→ **WRITTEN INSTRUCTION**:
Extract each line containing the string "this".

→ **TASK DATA**:
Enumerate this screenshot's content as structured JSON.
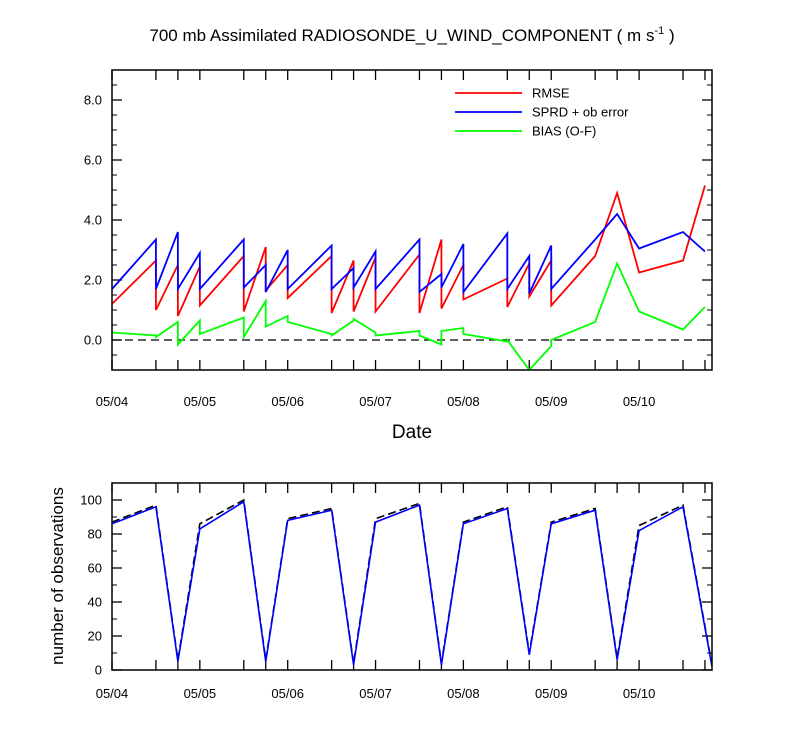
{
  "chart_data": [
    {
      "type": "line",
      "title_main": "700 mb Assimilated RADIOSONDE_U_WIND_COMPONENT ( m s",
      "title_exp": "-1",
      "title_close": " )",
      "xlabel": "Date",
      "ylabel": "",
      "xlim": [
        0,
        6.83
      ],
      "ylim": [
        -1,
        9
      ],
      "yticks": [
        "0.0",
        "2.0",
        "4.0",
        "6.0",
        "8.0"
      ],
      "ytick_values": [
        0,
        2,
        4,
        6,
        8
      ],
      "xticks": [
        "05/04",
        "05/05",
        "05/06",
        "05/07",
        "05/08",
        "05/09",
        "05/10"
      ],
      "xtick_values": [
        0,
        1,
        2,
        3,
        4,
        5,
        6
      ],
      "grid": false,
      "zero_line": true,
      "legend_position": "top-right",
      "x": [
        0,
        0.5,
        0.75,
        1,
        1.5,
        1.75,
        2,
        2.5,
        2.75,
        3,
        3.5,
        3.75,
        4,
        4.5,
        4.75,
        5,
        5.5,
        5.75,
        6,
        6.5,
        6.75
      ],
      "series": [
        {
          "name": "RMSE",
          "color": "#ff0000",
          "values": [
            1.2,
            2.65,
            2.5,
            2.45,
            2.8,
            3.1,
            2.5,
            2.8,
            2.65,
            2.75,
            2.85,
            3.35,
            2.5,
            2.05,
            2.55,
            2.65,
            2.8,
            4.9,
            2.25,
            2.65,
            5.15
          ],
          "tail": [
            1.0,
            0.8,
            1.15,
            0.95,
            1.65,
            1.4,
            0.9,
            0.95,
            0.95,
            0.9,
            1.05,
            1.35,
            1.1,
            1.45,
            1.15
          ]
        },
        {
          "name": "SPRD + ob error",
          "color": "#0000ff",
          "values": [
            1.7,
            3.35,
            3.6,
            2.9,
            3.35,
            2.5,
            3.0,
            3.15,
            2.4,
            2.95,
            3.35,
            2.2,
            3.2,
            3.55,
            2.8,
            3.15,
            3.35,
            4.2,
            3.05,
            3.6,
            2.95
          ],
          "tail": [
            1.7,
            1.7,
            1.7,
            1.75,
            1.6,
            1.7,
            1.7,
            1.75,
            1.7,
            1.6,
            1.75,
            1.6,
            1.7,
            1.55,
            1.7
          ]
        },
        {
          "name": "BIAS (O-F)",
          "color": "#00ff00",
          "values": [
            0.25,
            0.15,
            0.6,
            0.65,
            0.75,
            1.3,
            0.8,
            0.2,
            0.65,
            0.25,
            0.3,
            -0.15,
            0.4,
            -0.05,
            -1.0,
            -0.2,
            0.6,
            2.55,
            0.95,
            0.35,
            1.1
          ],
          "tail": [
            0.1,
            -0.15,
            0.2,
            0.1,
            0.45,
            0.6,
            0.15,
            0.7,
            0.15,
            0.15,
            0.3,
            0.2,
            0.0,
            -1.0,
            0.0
          ]
        }
      ]
    },
    {
      "type": "line",
      "title": "",
      "xlabel": "",
      "ylabel": "number of observations",
      "xlim": [
        0,
        6.83
      ],
      "ylim": [
        0,
        110
      ],
      "yticks": [
        "0",
        "20",
        "40",
        "60",
        "80",
        "100"
      ],
      "ytick_values": [
        0,
        20,
        40,
        60,
        80,
        100
      ],
      "xticks": [
        "05/04",
        "05/05",
        "05/06",
        "05/07",
        "05/08",
        "05/09",
        "05/10"
      ],
      "xtick_values": [
        0,
        1,
        2,
        3,
        4,
        5,
        6
      ],
      "grid": false,
      "x": [
        0,
        0.5,
        0.75,
        1,
        1.5,
        1.75,
        2,
        2.5,
        2.75,
        3,
        3.5,
        3.75,
        4,
        4.5,
        4.75,
        5,
        5.5,
        5.75,
        6,
        6.5,
        6.83
      ],
      "series": [
        {
          "color": "#000000",
          "dash": true,
          "values": [
            87,
            97,
            6,
            86,
            100,
            6,
            89,
            95,
            4,
            89,
            98,
            4,
            87,
            96,
            10,
            87,
            95,
            7,
            85,
            97,
            3
          ]
        },
        {
          "color": "#0000ff",
          "dash": false,
          "values": [
            86,
            96,
            5,
            83,
            99,
            5,
            88,
            94,
            3,
            87,
            97,
            3,
            86,
            95,
            9,
            86,
            94,
            6,
            82,
            96,
            2
          ]
        }
      ]
    }
  ]
}
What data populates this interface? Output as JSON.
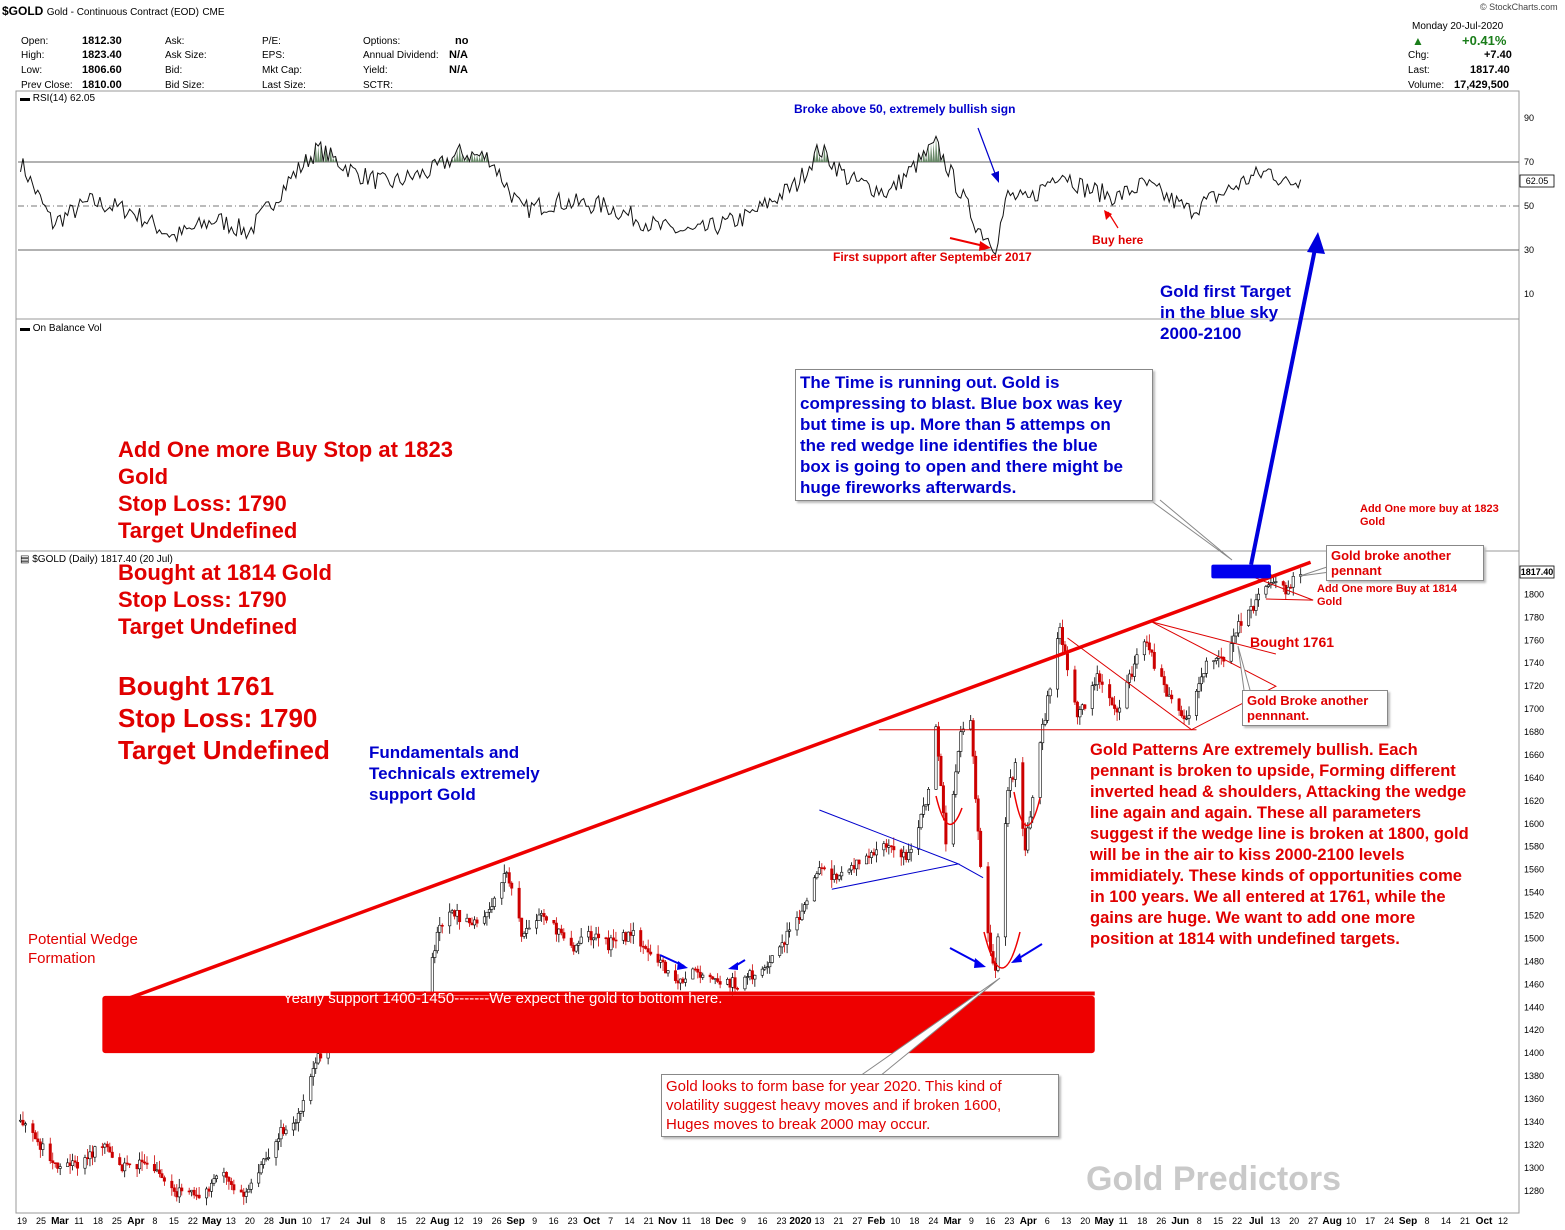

→ **THE REPLY**:
Enumerate this screenshot's content as structured JSON.
What data populates this interface? Output as JSON.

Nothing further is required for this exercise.